- **WHAT THE TASK ASKS**
Each entry below is to be transcribed exactly.

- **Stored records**

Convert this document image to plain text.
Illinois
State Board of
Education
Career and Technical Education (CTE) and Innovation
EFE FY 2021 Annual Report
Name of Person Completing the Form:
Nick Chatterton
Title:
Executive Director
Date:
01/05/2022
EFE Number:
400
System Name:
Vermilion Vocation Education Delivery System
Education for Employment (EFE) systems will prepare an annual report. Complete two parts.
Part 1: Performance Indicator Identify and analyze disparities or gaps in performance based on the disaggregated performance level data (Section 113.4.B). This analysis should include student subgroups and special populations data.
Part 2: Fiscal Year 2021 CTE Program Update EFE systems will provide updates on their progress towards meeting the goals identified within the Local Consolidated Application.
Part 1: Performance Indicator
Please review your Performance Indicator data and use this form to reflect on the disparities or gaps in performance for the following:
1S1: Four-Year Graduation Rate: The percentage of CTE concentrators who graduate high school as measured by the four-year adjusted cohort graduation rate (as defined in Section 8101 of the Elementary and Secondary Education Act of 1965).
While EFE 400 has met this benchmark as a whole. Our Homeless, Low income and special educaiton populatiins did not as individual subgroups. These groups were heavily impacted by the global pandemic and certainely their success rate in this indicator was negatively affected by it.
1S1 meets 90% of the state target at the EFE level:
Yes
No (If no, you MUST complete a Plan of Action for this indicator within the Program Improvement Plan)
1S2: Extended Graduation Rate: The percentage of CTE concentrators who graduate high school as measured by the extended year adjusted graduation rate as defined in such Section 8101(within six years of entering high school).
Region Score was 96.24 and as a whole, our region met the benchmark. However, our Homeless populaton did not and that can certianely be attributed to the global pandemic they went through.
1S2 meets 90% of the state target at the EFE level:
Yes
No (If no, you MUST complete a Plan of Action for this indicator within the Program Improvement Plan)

- **THE COMPLETED TASK**
Convert this document image to plain text.
Illinois
State Board of
Education
Career and Technical Education (CTE) and Innovation
EFE FY 2021 Annual Report
Name of Person Completing the Form:
Nick Chatterton
Title:
Executive Director
Date:
01/05/2022
EFE Number:
400
System Name:
Vermilion Vocation Education Delivery System
Education for Employment (EFE) systems will prepare an annual report. Complete two parts.
Part 1: Performance Indicator Identify and analyze disparities or gaps in performance based on the disaggregated performance level data (Section 113.4.B). This analysis should include student subgroups and special populations data.
Part 2: Fiscal Year 2021 CTE Program Update EFE systems will provide updates on their progress towards meeting the goals identified within the Local Consolidated Application.
Part 1: Performance Indicator
Please review your Performance Indicator data and use this form to reflect on the disparities or gaps in performance for the following:
1S1: Four-Year Graduation Rate: The percentage of CTE concentrators who graduate high school as measured by the four-year adjusted cohort graduation rate (as defined in Section 8101 of the Elementary and Secondary Education Act of 1965).
While EFE 400 has met this benchmark as a whole. Our Homeless, Low income and special educaiton populatiins did not as individual subgroups. These groups were heavily impacted by the global pandemic and certainely their success rate in this indicator was negatively affected by it.
1S1 meets 90% of the state target at the EFE level:
Yes
No (If no, you MUST complete a Plan of Action for this indicator within the Program Improvement Plan)
1S2: Extended Graduation Rate: The percentage of CTE concentrators who graduate high school as measured by the extended year adjusted graduation rate as defined in such Section 8101(within six years of entering high school).
Region Score was 96.24 and as a whole, our region met the benchmark. However, our Homeless populaton did not and that can certianely be attributed to the global pandemic they went through.
1S2 meets 90% of the state target at the EFE level:
Yes
No (If no, you MUST complete a Plan of Action for this indicator within the Program Improvement Plan)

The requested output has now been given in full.